> **Stored records**
-*-
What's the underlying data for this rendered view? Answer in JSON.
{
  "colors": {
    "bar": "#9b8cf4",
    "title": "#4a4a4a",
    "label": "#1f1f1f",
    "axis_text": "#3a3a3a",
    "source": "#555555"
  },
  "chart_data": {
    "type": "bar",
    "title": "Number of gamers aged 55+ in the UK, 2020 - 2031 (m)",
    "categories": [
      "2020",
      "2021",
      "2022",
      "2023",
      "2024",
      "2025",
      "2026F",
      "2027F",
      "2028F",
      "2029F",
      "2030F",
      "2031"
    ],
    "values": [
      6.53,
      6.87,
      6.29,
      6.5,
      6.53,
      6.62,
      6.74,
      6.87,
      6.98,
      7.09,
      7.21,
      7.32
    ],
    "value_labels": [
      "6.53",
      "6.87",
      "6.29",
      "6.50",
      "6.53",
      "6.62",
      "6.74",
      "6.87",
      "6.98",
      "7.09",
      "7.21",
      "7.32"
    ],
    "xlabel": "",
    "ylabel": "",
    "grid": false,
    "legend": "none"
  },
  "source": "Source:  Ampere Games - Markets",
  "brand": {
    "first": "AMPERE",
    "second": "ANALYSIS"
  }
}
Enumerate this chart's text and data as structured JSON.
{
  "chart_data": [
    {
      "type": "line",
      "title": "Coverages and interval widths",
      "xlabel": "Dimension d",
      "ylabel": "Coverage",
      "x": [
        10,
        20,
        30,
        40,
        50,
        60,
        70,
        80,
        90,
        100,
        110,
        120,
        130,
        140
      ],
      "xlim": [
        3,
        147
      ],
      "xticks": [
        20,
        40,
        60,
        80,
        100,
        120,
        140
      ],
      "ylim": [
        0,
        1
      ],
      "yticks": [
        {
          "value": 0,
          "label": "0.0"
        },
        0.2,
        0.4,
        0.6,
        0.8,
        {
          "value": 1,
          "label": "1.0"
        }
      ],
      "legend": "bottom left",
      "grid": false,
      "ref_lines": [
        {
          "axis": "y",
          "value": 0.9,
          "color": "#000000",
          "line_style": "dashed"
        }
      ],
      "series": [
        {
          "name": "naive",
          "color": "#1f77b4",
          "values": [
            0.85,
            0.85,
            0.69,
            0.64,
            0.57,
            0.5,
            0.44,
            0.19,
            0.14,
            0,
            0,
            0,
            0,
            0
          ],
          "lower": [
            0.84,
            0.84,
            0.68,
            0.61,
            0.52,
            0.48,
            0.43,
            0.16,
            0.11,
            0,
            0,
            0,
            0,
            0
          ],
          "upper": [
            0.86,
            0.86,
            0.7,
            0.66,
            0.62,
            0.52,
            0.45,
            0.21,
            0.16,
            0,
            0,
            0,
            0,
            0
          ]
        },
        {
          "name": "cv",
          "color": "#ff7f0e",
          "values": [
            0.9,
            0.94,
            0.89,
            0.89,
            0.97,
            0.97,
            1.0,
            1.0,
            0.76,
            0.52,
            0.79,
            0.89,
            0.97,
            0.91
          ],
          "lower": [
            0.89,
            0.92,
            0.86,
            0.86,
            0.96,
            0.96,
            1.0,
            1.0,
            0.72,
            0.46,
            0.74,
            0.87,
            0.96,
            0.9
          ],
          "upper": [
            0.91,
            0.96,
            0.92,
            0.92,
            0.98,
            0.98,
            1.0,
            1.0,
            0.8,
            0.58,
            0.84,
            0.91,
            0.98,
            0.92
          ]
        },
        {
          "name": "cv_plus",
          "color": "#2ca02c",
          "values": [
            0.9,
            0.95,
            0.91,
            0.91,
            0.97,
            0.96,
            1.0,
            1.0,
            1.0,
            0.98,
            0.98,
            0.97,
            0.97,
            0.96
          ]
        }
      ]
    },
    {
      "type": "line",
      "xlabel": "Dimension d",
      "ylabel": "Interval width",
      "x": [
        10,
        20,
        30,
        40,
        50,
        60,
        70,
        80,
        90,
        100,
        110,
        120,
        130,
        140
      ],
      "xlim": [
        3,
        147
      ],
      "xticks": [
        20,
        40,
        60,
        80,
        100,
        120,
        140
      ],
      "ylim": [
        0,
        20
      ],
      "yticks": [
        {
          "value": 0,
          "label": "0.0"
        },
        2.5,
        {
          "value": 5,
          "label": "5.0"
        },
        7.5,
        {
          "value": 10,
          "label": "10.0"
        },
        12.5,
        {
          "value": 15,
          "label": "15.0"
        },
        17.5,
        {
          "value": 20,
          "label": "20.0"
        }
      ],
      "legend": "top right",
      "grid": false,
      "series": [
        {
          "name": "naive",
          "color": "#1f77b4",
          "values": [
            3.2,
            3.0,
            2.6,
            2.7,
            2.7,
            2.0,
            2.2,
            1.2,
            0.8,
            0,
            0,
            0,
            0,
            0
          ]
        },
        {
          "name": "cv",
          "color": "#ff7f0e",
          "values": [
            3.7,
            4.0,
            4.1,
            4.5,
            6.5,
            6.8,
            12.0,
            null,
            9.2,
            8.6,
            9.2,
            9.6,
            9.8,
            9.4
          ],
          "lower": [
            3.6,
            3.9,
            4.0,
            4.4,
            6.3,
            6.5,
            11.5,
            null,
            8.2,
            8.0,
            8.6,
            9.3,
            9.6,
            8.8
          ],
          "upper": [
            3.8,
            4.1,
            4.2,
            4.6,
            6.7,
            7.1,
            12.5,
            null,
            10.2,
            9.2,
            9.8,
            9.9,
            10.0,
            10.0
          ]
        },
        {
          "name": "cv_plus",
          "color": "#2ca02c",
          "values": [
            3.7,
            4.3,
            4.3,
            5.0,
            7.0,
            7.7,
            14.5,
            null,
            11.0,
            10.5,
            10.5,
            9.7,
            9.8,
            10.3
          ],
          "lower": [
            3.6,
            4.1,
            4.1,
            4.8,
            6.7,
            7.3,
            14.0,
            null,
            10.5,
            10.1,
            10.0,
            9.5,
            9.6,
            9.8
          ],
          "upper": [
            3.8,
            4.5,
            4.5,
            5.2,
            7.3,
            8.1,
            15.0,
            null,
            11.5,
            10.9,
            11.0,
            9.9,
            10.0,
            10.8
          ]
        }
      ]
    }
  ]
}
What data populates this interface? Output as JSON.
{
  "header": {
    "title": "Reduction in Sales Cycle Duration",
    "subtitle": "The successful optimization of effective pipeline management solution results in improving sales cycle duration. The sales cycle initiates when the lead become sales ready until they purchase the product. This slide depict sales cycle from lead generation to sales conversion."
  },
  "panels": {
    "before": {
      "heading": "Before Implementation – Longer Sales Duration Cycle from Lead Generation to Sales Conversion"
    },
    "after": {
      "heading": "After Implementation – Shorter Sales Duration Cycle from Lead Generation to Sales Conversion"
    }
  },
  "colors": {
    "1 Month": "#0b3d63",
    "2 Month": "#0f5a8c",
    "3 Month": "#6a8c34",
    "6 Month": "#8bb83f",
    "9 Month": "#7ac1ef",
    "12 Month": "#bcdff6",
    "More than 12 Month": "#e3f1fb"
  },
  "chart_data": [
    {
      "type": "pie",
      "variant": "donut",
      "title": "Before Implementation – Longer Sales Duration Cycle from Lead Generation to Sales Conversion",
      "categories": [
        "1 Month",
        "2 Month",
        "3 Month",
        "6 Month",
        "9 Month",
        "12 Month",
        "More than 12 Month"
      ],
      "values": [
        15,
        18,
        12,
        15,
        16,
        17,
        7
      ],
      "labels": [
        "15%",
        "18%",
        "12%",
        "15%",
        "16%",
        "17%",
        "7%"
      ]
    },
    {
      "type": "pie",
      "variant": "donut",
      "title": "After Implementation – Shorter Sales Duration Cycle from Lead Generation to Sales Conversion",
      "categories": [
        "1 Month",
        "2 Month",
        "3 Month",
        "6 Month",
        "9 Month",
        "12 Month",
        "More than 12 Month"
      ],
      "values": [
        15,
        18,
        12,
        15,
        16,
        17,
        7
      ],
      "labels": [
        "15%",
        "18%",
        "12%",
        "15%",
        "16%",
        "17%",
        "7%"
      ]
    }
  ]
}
-*-
> **YOUR OBJECTIVE**
Provide the count, and nothing else, of lines in the data above where the word "heading" occurs.

> **EXERCISE ANSWER**
2